• [Instructions for the task]
Restate the full listing word for word and leave the pictures out.

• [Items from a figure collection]
= = = =

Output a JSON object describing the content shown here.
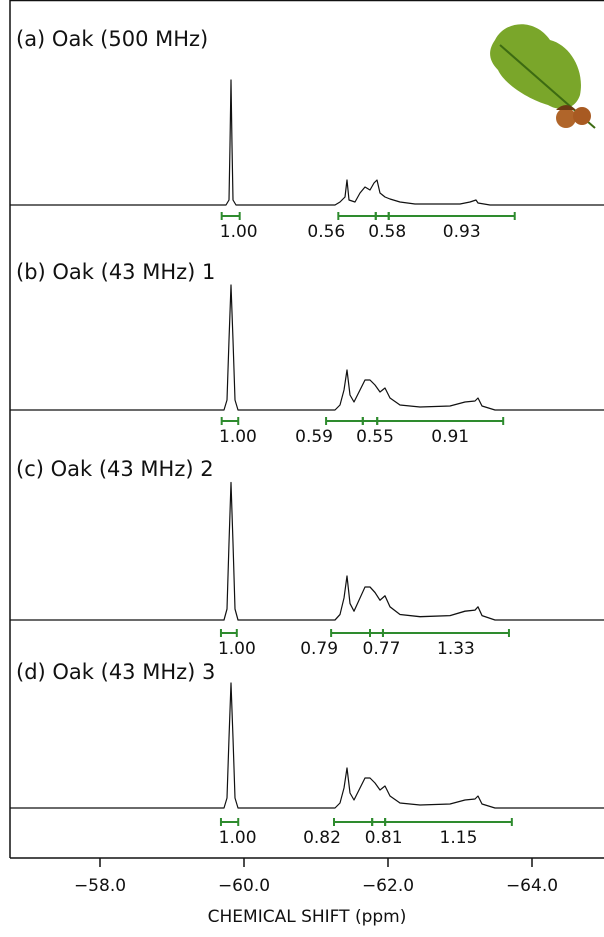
{
  "chart_data": {
    "type": "nmr-stack",
    "x_label": "CHEMICAL SHIFT (ppm)",
    "xlim": [
      -56.75,
      -65
    ],
    "xticks": [
      {
        "value": -58,
        "label": "−58.0"
      },
      {
        "value": -60,
        "label": "−60.0"
      },
      {
        "value": -62,
        "label": "−62.0"
      },
      {
        "value": -64,
        "label": "−64.0"
      }
    ],
    "integral_color": "#2e8b2e",
    "panels": [
      {
        "title": "(a) Oak (500 MHz)",
        "ranges": [
          [
            -59.69,
            -59.94
          ],
          [
            -61.31,
            -61.83
          ],
          [
            -61.83,
            -62.01
          ],
          [
            -62.01,
            -63.76
          ]
        ],
        "values": [
          1,
          0.56,
          0.58,
          0.93
        ],
        "value_labels": [
          "1.00",
          "0.56",
          "0.58",
          "0.93"
        ]
      },
      {
        "title": "(b) Oak (43 MHz) 1",
        "ranges": [
          [
            -59.69,
            -59.92
          ],
          [
            -61.14,
            -61.65
          ],
          [
            -61.65,
            -61.85
          ],
          [
            -61.85,
            -63.6
          ]
        ],
        "values": [
          1,
          0.59,
          0.55,
          0.91
        ],
        "value_labels": [
          "1.00",
          "0.59",
          "0.55",
          "0.91"
        ]
      },
      {
        "title": "(c) Oak (43 MHz) 2",
        "ranges": [
          [
            -59.68,
            -59.9
          ],
          [
            -61.21,
            -61.75
          ],
          [
            -61.75,
            -61.93
          ],
          [
            -61.93,
            -63.68
          ]
        ],
        "values": [
          1,
          0.79,
          0.77,
          1.33
        ],
        "value_labels": [
          "1.00",
          "0.79",
          "0.77",
          "1.33"
        ]
      },
      {
        "title": "(d) Oak (43 MHz) 3",
        "ranges": [
          [
            -59.68,
            -59.92
          ],
          [
            -61.25,
            -61.78
          ],
          [
            -61.78,
            -61.96
          ],
          [
            -61.96,
            -63.72
          ]
        ],
        "values": [
          1,
          0.82,
          0.81,
          1.15
        ],
        "value_labels": [
          "1.00",
          "0.82",
          "0.81",
          "1.15"
        ]
      }
    ]
  }
}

= = = =

• [Written solution]
Output a JSON object describing the content shown here.
{
  "chart_data": {
    "type": "nmr-stack",
    "x_label": "CHEMICAL SHIFT (ppm)",
    "xlim": [
      -56.75,
      -65
    ],
    "xticks": [
      {
        "value": -58,
        "label": "−58.0"
      },
      {
        "value": -60,
        "label": "−60.0"
      },
      {
        "value": -62,
        "label": "−62.0"
      },
      {
        "value": -64,
        "label": "−64.0"
      }
    ],
    "integral_color": "#2e8b2e",
    "panels": [
      {
        "title": "(a) Oak (500 MHz)",
        "ranges": [
          [
            -59.69,
            -59.94
          ],
          [
            -61.31,
            -61.83
          ],
          [
            -61.83,
            -62.01
          ],
          [
            -62.01,
            -63.76
          ]
        ],
        "values": [
          1,
          0.56,
          0.58,
          0.93
        ],
        "value_labels": [
          "1.00",
          "0.56",
          "0.58",
          "0.93"
        ]
      },
      {
        "title": "(b) Oak (43 MHz) 1",
        "ranges": [
          [
            -59.69,
            -59.92
          ],
          [
            -61.14,
            -61.65
          ],
          [
            -61.65,
            -61.85
          ],
          [
            -61.85,
            -63.6
          ]
        ],
        "values": [
          1,
          0.59,
          0.55,
          0.91
        ],
        "value_labels": [
          "1.00",
          "0.59",
          "0.55",
          "0.91"
        ]
      },
      {
        "title": "(c) Oak (43 MHz) 2",
        "ranges": [
          [
            -59.68,
            -59.9
          ],
          [
            -61.21,
            -61.75
          ],
          [
            -61.75,
            -61.93
          ],
          [
            -61.93,
            -63.68
          ]
        ],
        "values": [
          1,
          0.79,
          0.77,
          1.33
        ],
        "value_labels": [
          "1.00",
          "0.79",
          "0.77",
          "1.33"
        ]
      },
      {
        "title": "(d) Oak (43 MHz) 3",
        "ranges": [
          [
            -59.68,
            -59.92
          ],
          [
            -61.25,
            -61.78
          ],
          [
            -61.78,
            -61.96
          ],
          [
            -61.96,
            -63.72
          ]
        ],
        "values": [
          1,
          0.82,
          0.81,
          1.15
        ],
        "value_labels": [
          "1.00",
          "0.82",
          "0.81",
          "1.15"
        ]
      }
    ]
  }
}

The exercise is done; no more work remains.